— start of PAGE EXTRACT —

Bridgeport Music, Inc. v. Dimension Films

Bridgeport Music, Inc. v. Dimension Films

Infobox Court Case
name = Bridgeport Music, Inc. v. Dimension Films
court = United States Court of Appeals for the Sixth Circuit


date_decided = June 3, 2005
full_name = Bridgeport Music, Inc., et al. v. Dimension Films, et al.
citations = 410 F.3d 792
judges = Ralph B. Guy, Jr., Ronald Lee Gilman, and Judith M. Barzilay (sitting by designation)
prior_actions = 230 F. Supp. 2d 830 (M.D.Tenn. 2002) (granting summary judgment for defendant), "rev'd", 383 F.3d 390 (6th Cir. 2004), "rehearing granted in part and opinion amended", 401 F.3d 647 (6th Cir. 2004)
subsequent_actions =
opinions = district court erroneously granted summary judgment for defendant on claim for copyright infringement based on fact that defendant's copying of plaintiff's copyrighted sound recording was merely "de minimis". Court of Appeals rejects "de minimis" defense to claim for copyright infringement of a sound recording.

Bridgeport Music, Inc. v. Dimension Films, 410 F.3d 792 (6th Cir. 2005), is a court case that has proved important in defining American copyright law for recorded music. The case centered around N.W.A.’s song “100 Miles and Runnin’” and Funkadelic's “Get Off Your Ass and Jam.” Essentially, N.W.A. sampled a two-second guitar chord from Funkadelic’s tune, lowered the pitch and looped it five times in their song. This was all done without Funkadelic's permission and with no compensation paid to Bridgeport Music, which owns the rights to Funkadelic's music. Bridgeport brought the issue before a federal judge, who ruled that the incident was not in violation of copyright law.

— end of PAGE EXTRACT —

WRITTEN TASK 1:
In the Bridgeport Music case page, rewrite the passage starting with "prior_actions = 230" and going on through "647 (6th Cir. 2004)", putting "denying" in place of "granting".
WRITTEN TASK 2:
According to the Bridgeport Music case page, who owns the rights to Funkadelic's music?
WRITTEN TASK 3:
Check each statement against the Bridgeport Music case page, answering yes or no and quoting the deciding words: (a) N.W.A. sampled a two-second guitar chord from the Funkadelic song. (b) N.W.A. looped the sample ten times in their song. (c) The federal judge ruled that the sampling violated copyright law.

— start of DATA PROVIDED —

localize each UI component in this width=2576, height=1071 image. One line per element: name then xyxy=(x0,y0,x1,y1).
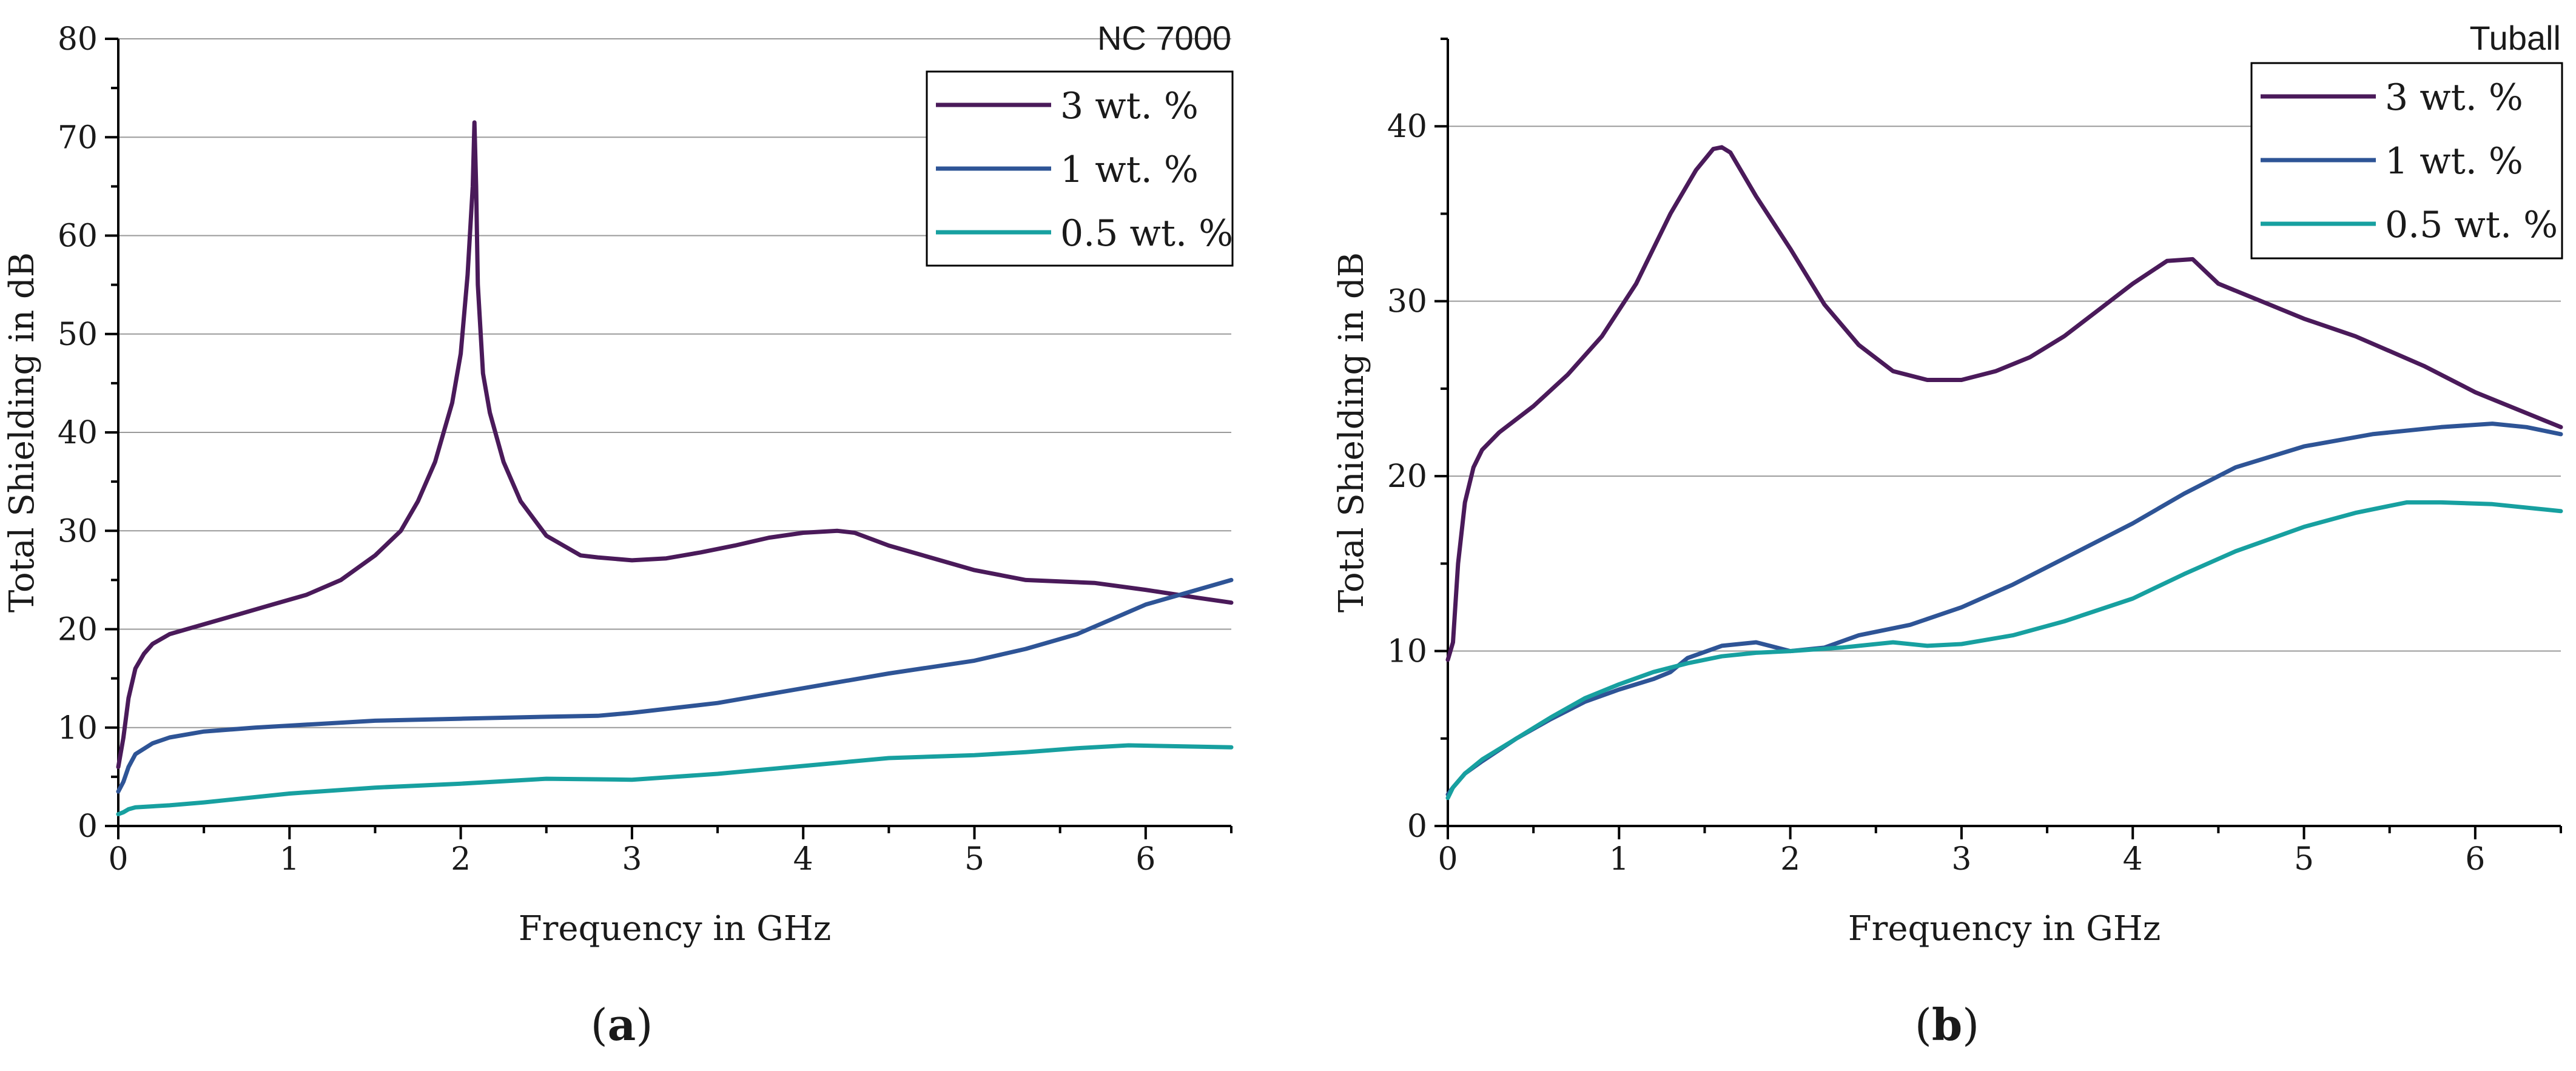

— end of DATA PROVIDED —

CORRECT RESULT 1:
prior_actions = 230 F. Supp. 2d 830 (M.D.Tenn. 2002) (denying summary judgment for defendant), "rev'd", 383 F.3d 390 (6th Cir. 2004), "rehearing granted in part and opinion amended", 401 F.3d 647 (6th Cir. 2004)

CORRECT RESULT 2:
Bridgeport Music owns the rights to Funkadelic's music.

CORRECT RESULT 3:
(a) Yes: "N.W.A. sampled a two-second guitar chord from Funkadelic’s tune"
(b) No: "looped it five times in their song"
(c) No: "ruled that the incident was not in violation of copyright law"